= SHORT TASK =
All entries must be extracted exactly, with nothing added or dropped.

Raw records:

..............................

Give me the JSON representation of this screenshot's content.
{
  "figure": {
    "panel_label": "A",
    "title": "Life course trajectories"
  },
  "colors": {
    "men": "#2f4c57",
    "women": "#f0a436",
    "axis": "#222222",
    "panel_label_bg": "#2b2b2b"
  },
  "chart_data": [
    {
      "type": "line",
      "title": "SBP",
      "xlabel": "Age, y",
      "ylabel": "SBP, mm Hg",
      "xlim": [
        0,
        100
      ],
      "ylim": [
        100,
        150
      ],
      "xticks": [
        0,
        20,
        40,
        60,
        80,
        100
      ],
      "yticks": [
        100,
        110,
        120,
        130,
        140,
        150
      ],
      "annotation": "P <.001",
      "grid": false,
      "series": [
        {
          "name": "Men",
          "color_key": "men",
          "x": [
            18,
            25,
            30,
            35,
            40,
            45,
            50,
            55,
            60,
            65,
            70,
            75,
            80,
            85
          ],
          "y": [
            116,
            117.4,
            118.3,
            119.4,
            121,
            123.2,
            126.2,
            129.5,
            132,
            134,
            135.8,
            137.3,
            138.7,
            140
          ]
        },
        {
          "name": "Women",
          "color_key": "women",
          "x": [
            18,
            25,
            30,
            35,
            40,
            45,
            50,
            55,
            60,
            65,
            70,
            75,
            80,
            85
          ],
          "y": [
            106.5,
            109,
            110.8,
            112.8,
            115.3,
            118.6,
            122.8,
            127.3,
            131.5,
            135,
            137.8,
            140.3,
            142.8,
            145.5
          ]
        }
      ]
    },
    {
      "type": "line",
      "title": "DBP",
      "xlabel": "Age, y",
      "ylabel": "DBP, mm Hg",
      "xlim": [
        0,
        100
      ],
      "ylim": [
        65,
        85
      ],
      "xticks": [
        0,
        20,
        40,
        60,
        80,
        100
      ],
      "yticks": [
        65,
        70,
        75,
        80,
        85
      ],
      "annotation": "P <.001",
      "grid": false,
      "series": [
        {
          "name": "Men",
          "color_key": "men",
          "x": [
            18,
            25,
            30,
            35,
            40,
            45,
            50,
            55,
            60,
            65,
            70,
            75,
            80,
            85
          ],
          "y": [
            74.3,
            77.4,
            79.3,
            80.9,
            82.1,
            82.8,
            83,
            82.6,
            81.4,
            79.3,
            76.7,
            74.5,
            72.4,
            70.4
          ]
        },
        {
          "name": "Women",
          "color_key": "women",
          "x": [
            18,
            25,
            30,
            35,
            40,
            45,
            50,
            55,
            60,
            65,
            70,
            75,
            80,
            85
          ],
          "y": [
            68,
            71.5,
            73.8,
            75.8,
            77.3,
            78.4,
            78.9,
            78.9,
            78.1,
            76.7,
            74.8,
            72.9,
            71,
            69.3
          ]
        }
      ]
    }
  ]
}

..............................

= RESULT OF THIS TASK =
Give me the JSON representation of this screenshot's content.
{
  "figure": {
    "panel_label": "A",
    "title": "Life course trajectories"
  },
  "colors": {
    "men": "#2f4c57",
    "women": "#f0a436",
    "axis": "#222222",
    "panel_label_bg": "#2b2b2b"
  },
  "chart_data": [
    {
      "type": "line",
      "title": "SBP",
      "xlabel": "Age, y",
      "ylabel": "SBP, mm Hg",
      "xlim": [
        0,
        100
      ],
      "ylim": [
        100,
        150
      ],
      "xticks": [
        0,
        20,
        40,
        60,
        80,
        100
      ],
      "yticks": [
        100,
        110,
        120,
        130,
        140,
        150
      ],
      "annotation": "P <.001",
      "grid": false,
      "series": [
        {
          "name": "Men",
          "color_key": "men",
          "x": [
            18,
            25,
            30,
            35,
            40,
            45,
            50,
            55,
            60,
            65,
            70,
            75,
            80,
            85
          ],
          "y": [
            116,
            117.4,
            118.3,
            119.4,
            121,
            123.2,
            126.2,
            129.5,
            132,
            134,
            135.8,
            137.3,
            138.7,
            140
          ]
        },
        {
          "name": "Women",
          "color_key": "women",
          "x": [
            18,
            25,
            30,
            35,
            40,
            45,
            50,
            55,
            60,
            65,
            70,
            75,
            80,
            85
          ],
          "y": [
            106.5,
            109,
            110.8,
            112.8,
            115.3,
            118.6,
            122.8,
            127.3,
            131.5,
            135,
            137.8,
            140.3,
            142.8,
            145.5
          ]
        }
      ]
    },
    {
      "type": "line",
      "title": "DBP",
      "xlabel": "Age, y",
      "ylabel": "DBP, mm Hg",
      "xlim": [
        0,
        100
      ],
      "ylim": [
        65,
        85
      ],
      "xticks": [
        0,
        20,
        40,
        60,
        80,
        100
      ],
      "yticks": [
        65,
        70,
        75,
        80,
        85
      ],
      "annotation": "P <.001",
      "grid": false,
      "series": [
        {
          "name": "Men",
          "color_key": "men",
          "x": [
            18,
            25,
            30,
            35,
            40,
            45,
            50,
            55,
            60,
            65,
            70,
            75,
            80,
            85
          ],
          "y": [
            74.3,
            77.4,
            79.3,
            80.9,
            82.1,
            82.8,
            83,
            82.6,
            81.4,
            79.3,
            76.7,
            74.5,
            72.4,
            70.4
          ]
        },
        {
          "name": "Women",
          "color_key": "women",
          "x": [
            18,
            25,
            30,
            35,
            40,
            45,
            50,
            55,
            60,
            65,
            70,
            75,
            80,
            85
          ],
          "y": [
            68,
            71.5,
            73.8,
            75.8,
            77.3,
            78.4,
            78.9,
            78.9,
            78.1,
            76.7,
            74.8,
            72.9,
            71,
            69.3
          ]
        }
      ]
    }
  ]
}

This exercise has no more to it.